This Power of Attorney shall remain in full force and effect until the
undersigned's is no longer required to file Form ID, Schedule 13G, Schedule 13D,
and/or Forms 3, 4 and 5 with respect to its holdings of and transactions in
securities issued by the Company, unless earlier revoked by the undersigned's in
a signed writing delivered to the foregoing attorneys in fact.  Notwithstanding
the foregoing, if any such attorney-in-fact hereafter ceases to be at least one
of the following: (i) an employee of the Company, (ii) a partner of Faegre Baker
Daniels LLP or (iii) an employee of Faegre Baker Daniels LLP, then this Power of
Attorney shall be automatically revoked solely as to such individual,
immediately upon such cessation, without any further action on the undersigned's
part.

IN WITNESS WHEREOF, I have caused this Power of Attorney to be duly executed as
of this 16th day of February, 2012.

NBGE Manager, LLC

By:  /s/ Edward T. Anderson, Manager

------
POWER OF ATTORNEY OF NBGE GP, LLC

The undersigned hereby authorizes and designates each of John R. Judd, William
R. Langton, Edward E. Bolton, W. Morgan Burns, Mark D. Pihlstrom, Catherine M.
Verschelden, Samuel A. Rosenbaum and Julie M. Regnier signing singly, as the
undersigned's true and lawful attorney in fact to:

(1)	execute for and on the undersigned's behalf, in the undersigned's capacity
as a greater than 10% shareholder of Proto Labs, Inc. (the "Company"), Form ID
or Forms 3, 4 and 5 in accordance with Section 16(a) of the Securities Exchange
Act of 1934 (the "Exchange Act") and the rules and regulations promulgated
thereunder and other forms or reports on the undersigned's behalf as may be
required to file in connection with its ownership, acquisition, or disposition
of securities of the Company, including Form 144;

(2)	execute for and on the undersigned's behalf, in the undersigned's capacity
as a greater than 5% shareholder of the Company, any Schedule 13G or Schedule
13D in accordance with Section 13 of the Exchange Act and the rules and
regulations promulgated thereunder;

(3)	do and perform any and all acts for and on the undersigned's behalf that may
be necessary or desirable to complete and execute any such Form ID, Schedule
13G, Schedule 13D or any Forms 3, 4 or 5 and timely file such form with the
Securities and Exchange Commission, any stock exchange or similar authority, and
the National Association of Securities Dealers; and

(4)	take any other action of any type whatsoever in connection with the
foregoing which, in the opinion of such attorney in fact, may be in the
undersigned's best interest, or legally required of the undersigned, it being
understood that the statements executed by such attorney in fact on the
undersigned's  behalf pursuant to this Power of Attorney shall be in such form
and shall contain such terms and conditions as such attorney in fact may approve
in such attorney in fact's discretion.

* **Instructions for the task**
Continue the power of attorney text above from the point where it stops.

* **Entries**
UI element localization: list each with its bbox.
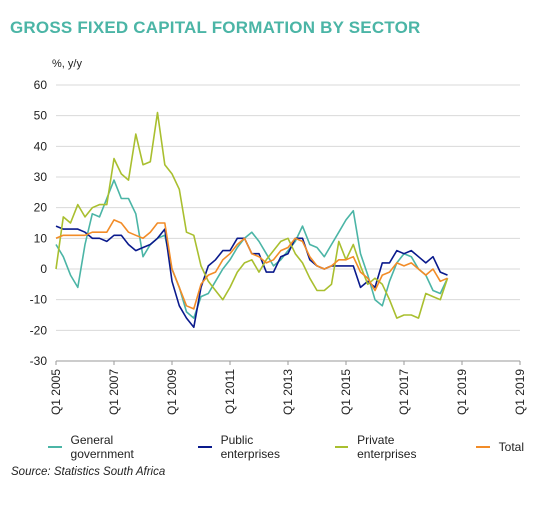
y-tick-label: -20: [30, 323, 48, 337]
legend-label: General government: [70, 433, 134, 461]
x-tick-label: Q1 2011: [223, 369, 237, 414]
x-tick-labels: Q1 2005 Q1 2007 Q1 2009 Q1 2011 Q1 2013 Q1 20…: [49, 361, 527, 415]
series-line-total: [55, 219, 448, 310]
x-tick-label: Q1 2017: [397, 369, 411, 415]
series-lines: [55, 111, 449, 329]
x-tick-label: Q1 2019: [455, 369, 469, 415]
legend-item-public-enterprises: Public enterprises: [198, 433, 313, 461]
legend-label: Public enterprises: [220, 433, 280, 461]
y-tick-label: -10: [30, 293, 48, 307]
y-tick-label: 50: [34, 109, 48, 123]
x-tick-label: Q1 2019: [513, 369, 527, 415]
grid-lines: [56, 84, 520, 362]
legend-swatch: [198, 446, 212, 448]
legend-swatch: [334, 446, 349, 448]
legend-swatch: [48, 446, 62, 448]
x-tick-label: Q1 2015: [339, 369, 353, 415]
y-tick-label: 0: [40, 262, 47, 276]
y-tick-label: 30: [34, 170, 48, 184]
source-note: Source: Statistics South Africa: [11, 466, 166, 478]
y-tick-label: 10: [34, 231, 48, 245]
x-tick-label: Q1 2009: [165, 369, 179, 415]
y-tick-label: -30: [30, 354, 48, 368]
chart-title: GROSS FIXED CAPITAL FORMATION BY SECTOR: [10, 18, 421, 37]
y-axis-label: %, y/y: [52, 58, 82, 70]
legend-item-general-government: General government: [48, 433, 176, 461]
series-line-public-enterprises: [55, 225, 448, 329]
y-tick-label: 40: [34, 139, 48, 153]
legend-item-private-enterprises: Private enterprises: [334, 433, 454, 461]
x-tick-label: Q1 2007: [107, 369, 121, 415]
x-tick-label: Q1 2005: [49, 369, 63, 415]
y-tick-label: 20: [34, 201, 48, 215]
series-line-private-enterprises: [55, 111, 449, 319]
legend-label: Private enterprises: [357, 433, 417, 461]
legend-label: Total: [498, 440, 524, 454]
legend-swatch: [475, 446, 490, 448]
y-tick-labels: 60 50 40 30 20 10 0 -10 -20 -30: [30, 78, 48, 368]
x-tick-label: Q1 2013: [281, 369, 295, 415]
legend: General government Public enterprises Pr…: [48, 433, 546, 461]
series-line-general-government: [55, 179, 449, 319]
legend-item-total: Total: [475, 433, 524, 461]
y-tick-label: 60: [34, 78, 48, 92]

* **Result for this task**
I hereby further grant to each such attorney in fact full power and authority to
do and perform any and every act and thing whatsoever requisite, necessary, or
proper to be done in the exercise of any of the rights and powers herein
granted, as fully to all intents and purposes as I might or could do if
personally present, with full power of substitution or revocation, hereby
ratifying and confirming all that such attorney in fact, or such attorney in
fact's substitute or substitutes, shall lawfully do or cause to be done by
virtue of this Power of Attorney and the rights and powers herein granted.  I
hereby acknowledge that the foregoing attorneys in fact, in serving in such
capacity at the undersigned's  request, are not assuming, nor is the Company
assuming, any of the undersigned's responsibilities to comply with Section 16 of
the Exchange Act.

This Power of Attorney shall remain in full force and effect until the
undersigned's is no longer required to file Form ID, Schedule 13G, Schedule 13D,
and/or Forms 3, 4 and 5 with respect to its holdings of and transactions in
securities issued by the Company, unless earlier revoked by the undersigned's in
a signed writing delivered to the foregoing attorneys in fact.  Notwithstanding
the foregoing, if any such attorney-in-fact hereafter ceases to be at least one
of the following: (i) an employee of the Company, (ii) a partner of Faegre Baker
Daniels LLP or (iii) an employee of Faegre Baker Daniels LLP, then this Power of
Attorney shall be automatically revoked solely as to such individual,
immediately upon such cessation, without any further action on the undersigned's
part.

IN WITNESS WHEREOF, I have caused this Power of Attorney to be duly executed as
of this 17th day of February, 2012.

NBGE GP, LLC

By:  /s/ Douglas Kinglsey, Manager

------
POWER OF ATTORNEY OF NORTH BRIDGE GROWTH MANAGEMENT, L.P.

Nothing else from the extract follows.